Given instruction: Write out all of the lines below, exactly and completely.
start
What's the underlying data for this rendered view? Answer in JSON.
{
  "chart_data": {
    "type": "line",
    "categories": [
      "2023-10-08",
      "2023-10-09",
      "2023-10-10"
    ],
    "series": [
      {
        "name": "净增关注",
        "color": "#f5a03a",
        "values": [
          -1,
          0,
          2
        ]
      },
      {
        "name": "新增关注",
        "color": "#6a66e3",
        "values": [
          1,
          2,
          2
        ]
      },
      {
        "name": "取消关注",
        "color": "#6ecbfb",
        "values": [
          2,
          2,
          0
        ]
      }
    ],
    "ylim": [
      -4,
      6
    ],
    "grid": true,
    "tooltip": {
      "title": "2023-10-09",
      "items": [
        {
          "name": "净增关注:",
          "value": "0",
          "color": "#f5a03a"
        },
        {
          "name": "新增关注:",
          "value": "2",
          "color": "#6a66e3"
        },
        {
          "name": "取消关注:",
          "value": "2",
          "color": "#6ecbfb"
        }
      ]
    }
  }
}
end
Answer below:
What's the underlying data for this rendered view? Answer in JSON.
{
  "chart_data": {
    "type": "line",
    "categories": [
      "2023-10-08",
      "2023-10-09",
      "2023-10-10"
    ],
    "series": [
      {
        "name": "净增关注",
        "color": "#f5a03a",
        "values": [
          -1,
          0,
          2
        ]
      },
      {
        "name": "新增关注",
        "color": "#6a66e3",
        "values": [
          1,
          2,
          2
        ]
      },
      {
        "name": "取消关注",
        "color": "#6ecbfb",
        "values": [
          2,
          2,
          0
        ]
      }
    ],
    "ylim": [
      -4,
      6
    ],
    "grid": true,
    "tooltip": {
      "title": "2023-10-09",
      "items": [
        {
          "name": "净增关注:",
          "value": "0",
          "color": "#f5a03a"
        },
        {
          "name": "新增关注:",
          "value": "2",
          "color": "#6a66e3"
        },
        {
          "name": "取消关注:",
          "value": "2",
          "color": "#6ecbfb"
        }
      ]
    }
  }
}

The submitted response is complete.